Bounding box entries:
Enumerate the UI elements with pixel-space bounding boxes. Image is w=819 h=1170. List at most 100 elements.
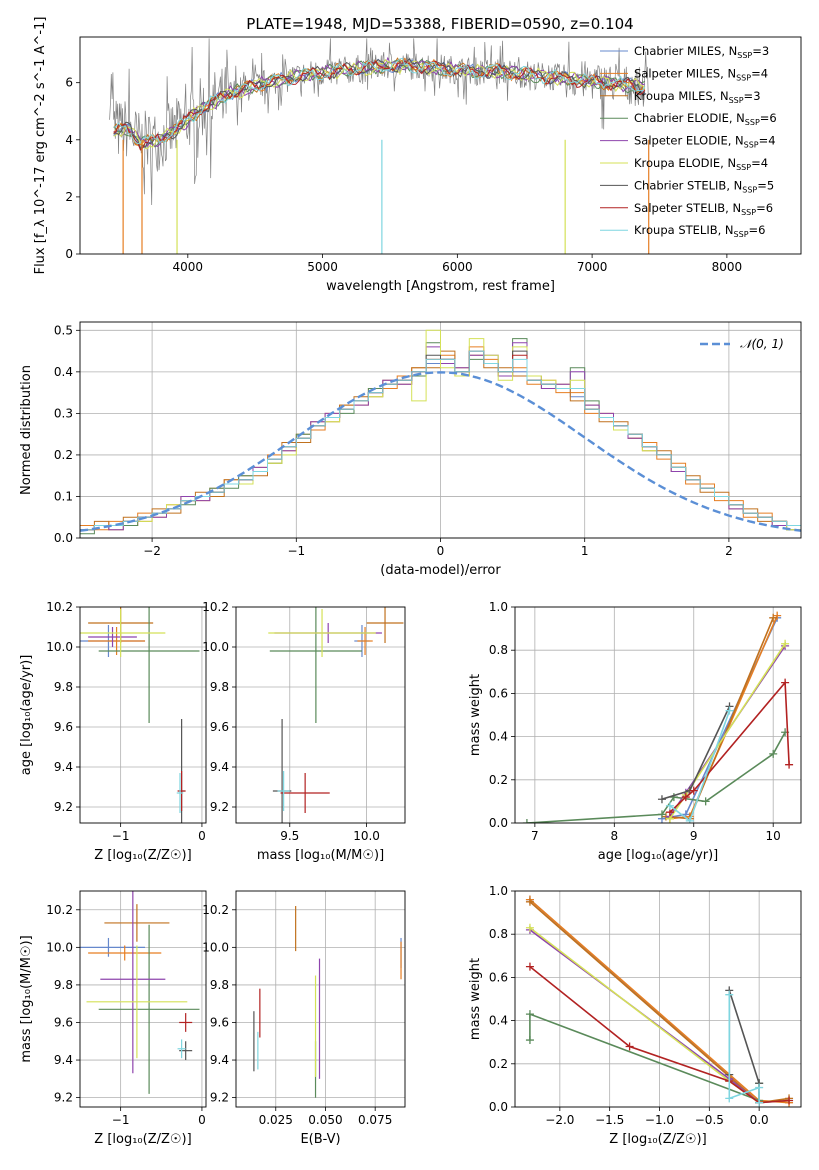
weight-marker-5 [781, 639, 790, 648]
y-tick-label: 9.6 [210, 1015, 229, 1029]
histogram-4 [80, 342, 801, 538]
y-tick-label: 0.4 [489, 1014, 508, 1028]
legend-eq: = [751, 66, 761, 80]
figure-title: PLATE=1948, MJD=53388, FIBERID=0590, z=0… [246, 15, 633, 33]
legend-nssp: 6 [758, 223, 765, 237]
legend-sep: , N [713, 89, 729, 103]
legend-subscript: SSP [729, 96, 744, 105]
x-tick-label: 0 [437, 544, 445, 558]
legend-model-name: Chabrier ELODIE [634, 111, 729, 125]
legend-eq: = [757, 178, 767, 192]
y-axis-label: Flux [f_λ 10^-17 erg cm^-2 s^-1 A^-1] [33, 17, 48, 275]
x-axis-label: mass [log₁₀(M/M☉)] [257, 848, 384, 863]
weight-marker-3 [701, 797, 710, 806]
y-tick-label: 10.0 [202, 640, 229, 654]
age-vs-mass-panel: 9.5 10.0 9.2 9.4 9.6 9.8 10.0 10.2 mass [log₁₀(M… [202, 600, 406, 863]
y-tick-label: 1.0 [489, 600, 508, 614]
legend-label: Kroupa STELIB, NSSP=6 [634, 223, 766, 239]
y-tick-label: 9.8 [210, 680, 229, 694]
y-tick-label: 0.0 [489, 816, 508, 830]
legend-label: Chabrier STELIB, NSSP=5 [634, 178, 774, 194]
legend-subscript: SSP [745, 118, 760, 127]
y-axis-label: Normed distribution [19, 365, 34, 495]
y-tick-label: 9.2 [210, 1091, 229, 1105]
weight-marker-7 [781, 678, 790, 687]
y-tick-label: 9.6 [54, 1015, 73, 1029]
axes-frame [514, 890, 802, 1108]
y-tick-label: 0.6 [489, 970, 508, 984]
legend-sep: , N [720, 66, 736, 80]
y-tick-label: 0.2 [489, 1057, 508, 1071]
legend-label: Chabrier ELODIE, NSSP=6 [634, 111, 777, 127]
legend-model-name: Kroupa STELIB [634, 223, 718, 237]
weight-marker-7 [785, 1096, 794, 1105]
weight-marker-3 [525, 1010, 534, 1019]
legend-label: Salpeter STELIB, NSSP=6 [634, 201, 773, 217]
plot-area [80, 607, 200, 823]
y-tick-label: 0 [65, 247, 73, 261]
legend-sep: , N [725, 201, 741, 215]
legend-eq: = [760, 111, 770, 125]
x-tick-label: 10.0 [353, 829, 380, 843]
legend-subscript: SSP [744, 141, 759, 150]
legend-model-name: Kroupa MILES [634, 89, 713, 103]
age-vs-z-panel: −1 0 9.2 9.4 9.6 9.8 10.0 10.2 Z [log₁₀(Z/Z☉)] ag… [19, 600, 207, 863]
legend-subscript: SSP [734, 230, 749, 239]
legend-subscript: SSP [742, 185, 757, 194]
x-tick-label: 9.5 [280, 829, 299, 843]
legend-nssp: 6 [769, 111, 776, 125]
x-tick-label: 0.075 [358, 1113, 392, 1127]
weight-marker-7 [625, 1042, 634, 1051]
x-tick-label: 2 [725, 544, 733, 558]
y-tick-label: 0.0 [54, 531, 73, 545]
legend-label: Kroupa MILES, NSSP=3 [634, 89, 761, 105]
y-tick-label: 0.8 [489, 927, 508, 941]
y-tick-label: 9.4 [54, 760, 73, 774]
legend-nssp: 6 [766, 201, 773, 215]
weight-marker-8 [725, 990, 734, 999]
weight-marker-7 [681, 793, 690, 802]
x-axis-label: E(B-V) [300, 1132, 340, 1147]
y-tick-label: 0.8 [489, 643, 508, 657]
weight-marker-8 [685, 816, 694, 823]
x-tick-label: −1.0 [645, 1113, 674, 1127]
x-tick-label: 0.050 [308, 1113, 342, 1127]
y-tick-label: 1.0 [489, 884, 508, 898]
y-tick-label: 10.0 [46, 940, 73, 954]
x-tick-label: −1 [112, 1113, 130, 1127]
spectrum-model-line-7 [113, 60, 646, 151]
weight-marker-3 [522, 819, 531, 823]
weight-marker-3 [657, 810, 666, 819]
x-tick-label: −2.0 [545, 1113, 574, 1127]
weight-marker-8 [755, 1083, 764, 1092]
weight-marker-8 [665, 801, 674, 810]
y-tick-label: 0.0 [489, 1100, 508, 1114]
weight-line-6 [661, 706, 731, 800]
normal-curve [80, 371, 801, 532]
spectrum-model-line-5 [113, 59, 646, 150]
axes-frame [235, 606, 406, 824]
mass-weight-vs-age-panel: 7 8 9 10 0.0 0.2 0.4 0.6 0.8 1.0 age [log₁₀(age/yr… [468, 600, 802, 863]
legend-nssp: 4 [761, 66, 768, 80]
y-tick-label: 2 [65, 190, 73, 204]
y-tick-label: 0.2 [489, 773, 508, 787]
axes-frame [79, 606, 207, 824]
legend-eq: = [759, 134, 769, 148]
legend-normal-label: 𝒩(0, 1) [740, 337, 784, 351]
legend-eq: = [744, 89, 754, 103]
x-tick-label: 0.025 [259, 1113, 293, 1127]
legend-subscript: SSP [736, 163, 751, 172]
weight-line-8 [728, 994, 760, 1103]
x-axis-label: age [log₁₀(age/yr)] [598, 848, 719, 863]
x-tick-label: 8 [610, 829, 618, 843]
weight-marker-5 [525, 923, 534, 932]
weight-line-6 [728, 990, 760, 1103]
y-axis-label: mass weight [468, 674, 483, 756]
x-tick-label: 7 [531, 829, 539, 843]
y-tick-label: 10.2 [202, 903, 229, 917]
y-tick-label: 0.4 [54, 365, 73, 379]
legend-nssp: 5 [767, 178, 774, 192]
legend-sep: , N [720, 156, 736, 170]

_WHAT THIS TASK INVOLVES_
Copy out the rows above word for word, from the line with "weight-marker-5 [781, 639, 790, 648]" to the line with "legend-label: Chabrier ELODIE, NSSP=6", with both of those lines included.

_EXPECTED OUTPUT_
weight-marker-5 [781, 639, 790, 648]
y-tick-label: 9.6 [210, 1015, 229, 1029]
histogram-4 [80, 342, 801, 538]
y-tick-label: 0.4 [489, 1014, 508, 1028]
legend-eq: = [751, 66, 761, 80]
figure-title: PLATE=1948, MJD=53388, FIBERID=0590, z=0… [246, 15, 633, 33]
legend-nssp: 6 [758, 223, 765, 237]
legend-sep: , N [713, 89, 729, 103]
legend-subscript: SSP [729, 96, 744, 105]
x-tick-label: 0 [437, 544, 445, 558]
legend-model-name: Chabrier ELODIE [634, 111, 729, 125]
legend-eq: = [757, 178, 767, 192]
y-axis-label: Flux [f_λ 10^-17 erg cm^-2 s^-1 A^-1] [33, 17, 48, 275]
x-axis-label: mass [log₁₀(M/M☉)] [257, 848, 384, 863]
weight-marker-3 [701, 797, 710, 806]
y-tick-label: 10.0 [202, 640, 229, 654]
age-vs-mass-panel: 9.5 10.0 9.2 9.4 9.6 9.8 10.0 10.2 mass [log₁₀(M… [202, 600, 406, 863]
y-tick-label: 1.0 [489, 600, 508, 614]
legend-label: Kroupa STELIB, NSSP=6 [634, 223, 766, 239]
y-tick-label: 9.8 [210, 680, 229, 694]
y-tick-label: 0.0 [489, 816, 508, 830]
legend-label: Chabrier STELIB, NSSP=5 [634, 178, 774, 194]
legend-subscript: SSP [745, 118, 760, 127]
y-axis-label: Normed distribution [19, 365, 34, 495]
y-tick-label: 9.2 [210, 1091, 229, 1105]
weight-marker-7 [781, 678, 790, 687]
y-tick-label: 9.6 [54, 1015, 73, 1029]
axes-frame [514, 890, 802, 1108]
y-tick-label: 0.6 [489, 970, 508, 984]
legend-sep: , N [720, 66, 736, 80]
y-tick-label: 0.2 [489, 1057, 508, 1071]
legend-label: Chabrier ELODIE, NSSP=6 [634, 111, 777, 127]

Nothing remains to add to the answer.